REQUEST | Identify each line below that contains the word "negative", and copy it out.

[Rows from a dataset]
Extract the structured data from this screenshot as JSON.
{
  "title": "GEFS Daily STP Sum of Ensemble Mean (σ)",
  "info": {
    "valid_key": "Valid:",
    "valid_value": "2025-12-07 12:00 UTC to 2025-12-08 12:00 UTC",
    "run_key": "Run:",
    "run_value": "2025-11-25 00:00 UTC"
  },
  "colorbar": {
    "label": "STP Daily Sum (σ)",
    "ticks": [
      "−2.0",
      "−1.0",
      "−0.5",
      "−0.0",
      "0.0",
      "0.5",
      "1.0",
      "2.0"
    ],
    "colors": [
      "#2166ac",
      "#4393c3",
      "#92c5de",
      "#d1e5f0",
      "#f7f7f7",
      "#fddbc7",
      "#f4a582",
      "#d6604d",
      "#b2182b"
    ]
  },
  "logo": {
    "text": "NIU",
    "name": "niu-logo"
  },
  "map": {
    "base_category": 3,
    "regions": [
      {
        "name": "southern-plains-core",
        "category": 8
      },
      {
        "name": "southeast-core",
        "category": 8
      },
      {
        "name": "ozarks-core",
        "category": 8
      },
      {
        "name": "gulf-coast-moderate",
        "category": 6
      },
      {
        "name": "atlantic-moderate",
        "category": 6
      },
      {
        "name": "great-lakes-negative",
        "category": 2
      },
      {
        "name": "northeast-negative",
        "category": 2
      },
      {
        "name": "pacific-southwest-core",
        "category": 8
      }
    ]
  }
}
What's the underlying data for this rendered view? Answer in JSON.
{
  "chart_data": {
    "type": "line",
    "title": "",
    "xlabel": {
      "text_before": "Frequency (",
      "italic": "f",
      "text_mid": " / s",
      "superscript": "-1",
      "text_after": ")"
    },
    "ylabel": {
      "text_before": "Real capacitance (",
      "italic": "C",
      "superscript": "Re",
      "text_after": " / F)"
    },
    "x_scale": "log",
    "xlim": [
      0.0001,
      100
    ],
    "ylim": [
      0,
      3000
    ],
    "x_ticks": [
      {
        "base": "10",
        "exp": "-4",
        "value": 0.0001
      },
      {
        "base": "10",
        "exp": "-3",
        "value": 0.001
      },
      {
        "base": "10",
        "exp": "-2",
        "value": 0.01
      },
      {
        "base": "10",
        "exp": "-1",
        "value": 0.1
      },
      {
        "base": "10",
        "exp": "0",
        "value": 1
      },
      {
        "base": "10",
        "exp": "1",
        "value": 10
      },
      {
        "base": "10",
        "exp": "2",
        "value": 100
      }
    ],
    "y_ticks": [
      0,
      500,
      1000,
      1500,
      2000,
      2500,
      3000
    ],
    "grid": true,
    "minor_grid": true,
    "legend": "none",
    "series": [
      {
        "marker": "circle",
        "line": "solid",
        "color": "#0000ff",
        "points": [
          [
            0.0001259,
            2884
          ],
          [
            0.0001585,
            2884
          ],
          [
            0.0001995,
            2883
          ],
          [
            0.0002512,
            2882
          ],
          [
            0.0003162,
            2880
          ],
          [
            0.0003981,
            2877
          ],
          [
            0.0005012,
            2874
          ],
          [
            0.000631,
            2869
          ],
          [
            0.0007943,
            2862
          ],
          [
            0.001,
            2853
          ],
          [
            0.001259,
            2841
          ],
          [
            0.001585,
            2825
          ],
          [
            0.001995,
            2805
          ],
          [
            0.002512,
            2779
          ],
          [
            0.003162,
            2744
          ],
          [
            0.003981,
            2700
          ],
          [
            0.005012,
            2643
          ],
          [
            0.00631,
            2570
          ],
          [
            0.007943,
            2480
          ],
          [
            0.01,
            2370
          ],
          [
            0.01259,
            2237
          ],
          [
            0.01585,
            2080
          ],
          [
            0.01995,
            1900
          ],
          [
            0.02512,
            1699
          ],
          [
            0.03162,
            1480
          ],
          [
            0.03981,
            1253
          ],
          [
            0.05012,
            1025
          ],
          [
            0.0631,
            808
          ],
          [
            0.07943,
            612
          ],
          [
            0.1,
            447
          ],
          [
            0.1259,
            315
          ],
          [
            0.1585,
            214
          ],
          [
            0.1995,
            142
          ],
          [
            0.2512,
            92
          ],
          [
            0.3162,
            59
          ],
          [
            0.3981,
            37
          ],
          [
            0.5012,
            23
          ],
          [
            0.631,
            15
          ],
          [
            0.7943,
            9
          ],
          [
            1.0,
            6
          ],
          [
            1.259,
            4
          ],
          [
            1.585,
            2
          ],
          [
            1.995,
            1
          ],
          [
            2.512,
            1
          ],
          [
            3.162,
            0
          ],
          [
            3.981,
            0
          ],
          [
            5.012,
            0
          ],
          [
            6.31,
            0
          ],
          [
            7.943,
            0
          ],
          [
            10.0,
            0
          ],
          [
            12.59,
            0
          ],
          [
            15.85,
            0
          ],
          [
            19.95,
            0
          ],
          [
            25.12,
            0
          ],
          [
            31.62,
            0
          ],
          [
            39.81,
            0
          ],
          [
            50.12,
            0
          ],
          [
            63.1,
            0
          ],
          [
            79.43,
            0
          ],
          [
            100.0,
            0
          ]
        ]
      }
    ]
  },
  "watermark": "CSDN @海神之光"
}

WRITTEN ANSWER |
        "name": "great-lakes-negative",
        "name": "northeast-negative",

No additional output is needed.